● SHORT EXERCISE: Would you output the whole listing below, exactly as it reads?

● GIVEN RECORDS:

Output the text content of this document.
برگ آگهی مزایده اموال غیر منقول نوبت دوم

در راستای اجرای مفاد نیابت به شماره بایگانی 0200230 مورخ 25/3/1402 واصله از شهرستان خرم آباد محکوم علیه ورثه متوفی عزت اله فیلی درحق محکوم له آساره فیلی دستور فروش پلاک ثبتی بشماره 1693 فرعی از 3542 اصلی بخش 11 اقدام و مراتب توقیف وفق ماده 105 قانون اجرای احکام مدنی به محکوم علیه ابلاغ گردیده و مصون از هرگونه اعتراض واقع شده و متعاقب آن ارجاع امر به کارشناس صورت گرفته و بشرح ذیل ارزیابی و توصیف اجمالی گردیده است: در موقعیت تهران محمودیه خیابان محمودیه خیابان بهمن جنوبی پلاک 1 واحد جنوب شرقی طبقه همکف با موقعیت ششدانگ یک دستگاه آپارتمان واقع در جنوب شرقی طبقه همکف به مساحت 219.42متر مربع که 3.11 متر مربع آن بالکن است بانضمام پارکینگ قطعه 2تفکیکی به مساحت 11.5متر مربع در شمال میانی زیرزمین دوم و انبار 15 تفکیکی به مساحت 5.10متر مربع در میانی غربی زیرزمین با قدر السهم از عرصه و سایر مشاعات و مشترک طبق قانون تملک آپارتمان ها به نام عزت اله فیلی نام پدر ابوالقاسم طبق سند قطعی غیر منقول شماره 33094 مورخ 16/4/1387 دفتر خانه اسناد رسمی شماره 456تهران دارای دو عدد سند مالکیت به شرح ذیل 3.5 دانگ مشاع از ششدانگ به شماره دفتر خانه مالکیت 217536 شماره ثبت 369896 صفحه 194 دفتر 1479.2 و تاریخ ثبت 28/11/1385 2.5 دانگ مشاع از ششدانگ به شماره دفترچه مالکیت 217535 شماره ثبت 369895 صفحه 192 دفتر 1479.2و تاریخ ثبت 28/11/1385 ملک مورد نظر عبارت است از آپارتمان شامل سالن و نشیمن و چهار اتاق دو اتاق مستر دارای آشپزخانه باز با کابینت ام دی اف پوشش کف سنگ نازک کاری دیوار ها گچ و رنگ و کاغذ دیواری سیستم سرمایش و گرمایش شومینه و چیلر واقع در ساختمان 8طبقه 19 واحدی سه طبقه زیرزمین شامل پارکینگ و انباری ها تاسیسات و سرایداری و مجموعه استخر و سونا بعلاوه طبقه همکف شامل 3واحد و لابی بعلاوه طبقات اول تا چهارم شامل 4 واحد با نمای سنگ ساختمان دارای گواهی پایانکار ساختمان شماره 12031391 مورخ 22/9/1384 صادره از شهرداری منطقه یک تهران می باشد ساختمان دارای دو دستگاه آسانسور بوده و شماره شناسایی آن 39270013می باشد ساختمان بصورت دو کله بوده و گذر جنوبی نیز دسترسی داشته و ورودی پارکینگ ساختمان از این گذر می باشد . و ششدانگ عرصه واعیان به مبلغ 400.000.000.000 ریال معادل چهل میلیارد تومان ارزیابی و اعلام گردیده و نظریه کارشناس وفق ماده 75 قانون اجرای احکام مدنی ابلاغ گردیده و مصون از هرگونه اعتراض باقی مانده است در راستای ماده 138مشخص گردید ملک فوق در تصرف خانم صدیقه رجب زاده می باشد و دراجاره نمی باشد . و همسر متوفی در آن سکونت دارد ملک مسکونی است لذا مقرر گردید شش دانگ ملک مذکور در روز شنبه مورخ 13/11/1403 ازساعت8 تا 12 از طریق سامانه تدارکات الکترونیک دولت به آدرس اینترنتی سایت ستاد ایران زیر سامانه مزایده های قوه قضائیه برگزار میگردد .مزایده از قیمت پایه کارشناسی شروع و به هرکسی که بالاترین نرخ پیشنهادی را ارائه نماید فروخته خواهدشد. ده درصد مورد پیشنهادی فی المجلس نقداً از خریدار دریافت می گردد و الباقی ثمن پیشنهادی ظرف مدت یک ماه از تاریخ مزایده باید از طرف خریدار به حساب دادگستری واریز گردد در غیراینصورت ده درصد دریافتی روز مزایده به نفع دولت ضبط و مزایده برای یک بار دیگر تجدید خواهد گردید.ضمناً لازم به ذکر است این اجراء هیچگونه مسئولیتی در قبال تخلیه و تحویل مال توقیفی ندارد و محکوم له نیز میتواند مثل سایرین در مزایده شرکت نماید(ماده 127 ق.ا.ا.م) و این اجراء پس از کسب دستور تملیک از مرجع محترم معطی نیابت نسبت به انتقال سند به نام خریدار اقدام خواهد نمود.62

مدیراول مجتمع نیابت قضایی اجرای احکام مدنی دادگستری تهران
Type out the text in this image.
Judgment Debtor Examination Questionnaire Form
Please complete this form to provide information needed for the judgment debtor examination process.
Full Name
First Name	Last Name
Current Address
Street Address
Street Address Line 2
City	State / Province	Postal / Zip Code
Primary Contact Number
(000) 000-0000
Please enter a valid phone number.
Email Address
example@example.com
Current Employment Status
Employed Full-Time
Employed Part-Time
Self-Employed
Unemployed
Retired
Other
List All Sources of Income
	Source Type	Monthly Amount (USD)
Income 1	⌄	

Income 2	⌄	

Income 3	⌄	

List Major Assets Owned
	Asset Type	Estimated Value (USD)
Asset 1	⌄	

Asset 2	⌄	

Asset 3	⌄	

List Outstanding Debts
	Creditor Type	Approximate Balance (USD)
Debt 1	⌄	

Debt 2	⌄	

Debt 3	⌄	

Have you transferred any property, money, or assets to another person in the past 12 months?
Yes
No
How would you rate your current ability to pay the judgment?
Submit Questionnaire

● SOLUTION FOR THIS EXERCISE:
Output the text content of this document.
برگ آگهی مزایده اموال غیر منقول نوبت دوم

در راستای اجرای مفاد نیابت به شماره بایگانی 0200230 مورخ 25/3/1402 واصله از شهرستان خرم آباد محکوم علیه ورثه متوفی عزت اله فیلی درحق محکوم له آساره فیلی دستور فروش پلاک ثبتی بشماره 1693 فرعی از 3542 اصلی بخش 11 اقدام و مراتب توقیف وفق ماده 105 قانون اجرای احکام مدنی به محکوم علیه ابلاغ گردیده و مصون از هرگونه اعتراض واقع شده و متعاقب آن ارجاع امر به کارشناس صورت گرفته و بشرح ذیل ارزیابی و توصیف اجمالی گردیده است: در موقعیت تهران محمودیه خیابان محمودیه خیابان بهمن جنوبی پلاک 1 واحد جنوب شرقی طبقه همکف با موقعیت ششدانگ یک دستگاه آپارتمان واقع در جنوب شرقی طبقه همکف به مساحت 219.42متر مربع که 3.11 متر مربع آن بالکن است بانضمام پارکینگ قطعه 2تفکیکی به مساحت 11.5متر مربع در شمال میانی زیرزمین دوم و انبار 15 تفکیکی به مساحت 5.10متر مربع در میانی غربی زیرزمین با قدر السهم از عرصه و سایر مشاعات و مشترک طبق قانون تملک آپارتمان ها به نام عزت اله فیلی نام پدر ابوالقاسم طبق سند قطعی غیر منقول شماره 33094 مورخ 16/4/1387 دفتر خانه اسناد رسمی شماره 456تهران دارای دو عدد سند مالکیت به شرح ذیل 3.5 دانگ مشاع از ششدانگ به شماره دفتر خانه مالکیت 217536 شماره ثبت 369896 صفحه 194 دفتر 1479.2 و تاریخ ثبت 28/11/1385 2.5 دانگ مشاع از ششدانگ به شماره دفترچه مالکیت 217535 شماره ثبت 369895 صفحه 192 دفتر 1479.2و تاریخ ثبت 28/11/1385 ملک مورد نظر عبارت است از آپارتمان شامل سالن و نشیمن و چهار اتاق دو اتاق مستر دارای آشپزخانه باز با کابینت ام دی اف پوشش کف سنگ نازک کاری دیوار ها گچ و رنگ و کاغذ دیواری سیستم سرمایش و گرمایش شومینه و چیلر واقع در ساختمان 8طبقه 19 واحدی سه طبقه زیرزمین شامل پارکینگ و انباری ها تاسیسات و سرایداری و مجموعه استخر و سونا بعلاوه طبقه همکف شامل 3واحد و لابی بعلاوه طبقات اول تا چهارم شامل 4 واحد با نمای سنگ ساختمان دارای گواهی پایانکار ساختمان شماره 12031391 مورخ 22/9/1384 صادره از شهرداری منطقه یک تهران می باشد ساختمان دارای دو دستگاه آسانسور بوده و شماره شناسایی آن 39270013می باشد ساختمان بصورت دو کله بوده و گذر جنوبی نیز دسترسی داشته و ورودی پارکینگ ساختمان از این گذر می باشد . و ششدانگ عرصه واعیان به مبلغ 400.000.000.000 ریال معادل چهل میلیارد تومان ارزیابی و اعلام گردیده و نظریه کارشناس وفق ماده 75 قانون اجرای احکام مدنی ابلاغ گردیده و مصون از هرگونه اعتراض باقی مانده است در راستای ماده 138مشخص گردید ملک فوق در تصرف خانم صدیقه رجب زاده می باشد و دراجاره نمی باشد . و همسر متوفی در آن سکونت دارد ملک مسکونی است لذا مقرر گردید شش دانگ ملک مذکور در روز شنبه مورخ 13/11/1403 ازساعت8 تا 12 از طریق سامانه تدارکات الکترونیک دولت به آدرس اینترنتی سایت ستاد ایران زیر سامانه مزایده های قوه قضائیه برگزار میگردد .مزایده از قیمت پایه کارشناسی شروع و به هرکسی که بالاترین نرخ پیشنهادی را ارائه نماید فروخته خواهدشد. ده درصد مورد پیشنهادی فی المجلس نقداً از خریدار دریافت می گردد و الباقی ثمن پیشنهادی ظرف مدت یک ماه از تاریخ مزایده باید از طرف خریدار به حساب دادگستری واریز گردد در غیراینصورت ده درصد دریافتی روز مزایده به نفع دولت ضبط و مزایده برای یک بار دیگر تجدید خواهد گردید.ضمناً لازم به ذکر است این اجراء هیچگونه مسئولیتی در قبال تخلیه و تحویل مال توقیفی ندارد و محکوم له نیز میتواند مثل سایرین در مزایده شرکت نماید(ماده 127 ق.ا.ا.م) و این اجراء پس از کسب دستور تملیک از مرجع محترم معطی نیابت نسبت به انتقال سند به نام خریدار اقدام خواهد نمود.62

مدیراول مجتمع نیابت قضایی اجرای احکام مدنی دادگستری تهران
Type out the text in this image.
Judgment Debtor Examination Questionnaire Form
Please complete this form to provide information needed for the judgment debtor examination process.
Full Name
First Name	Last Name
Current Address
Street Address
Street Address Line 2
City	State / Province	Postal / Zip Code
Primary Contact Number
(000) 000-0000
Please enter a valid phone number.
Email Address
example@example.com
Current Employment Status
Employed Full-Time
Employed Part-Time
Self-Employed
Unemployed
Retired
Other
List All Sources of Income
	Source Type	Monthly Amount (USD)
Income 1	⌄	

Income 2	⌄	

Income 3	⌄	

List Major Assets Owned
	Asset Type	Estimated Value (USD)
Asset 1	⌄	

Asset 2	⌄	

Asset 3	⌄	

List Outstanding Debts
	Creditor Type	Approximate Balance (USD)
Debt 1	⌄	

Debt 2	⌄	

Debt 3	⌄	

Have you transferred any property, money, or assets to another person in the past 12 months?
Yes
No
How would you rate your current ability to pay the judgment?
Submit Questionnaire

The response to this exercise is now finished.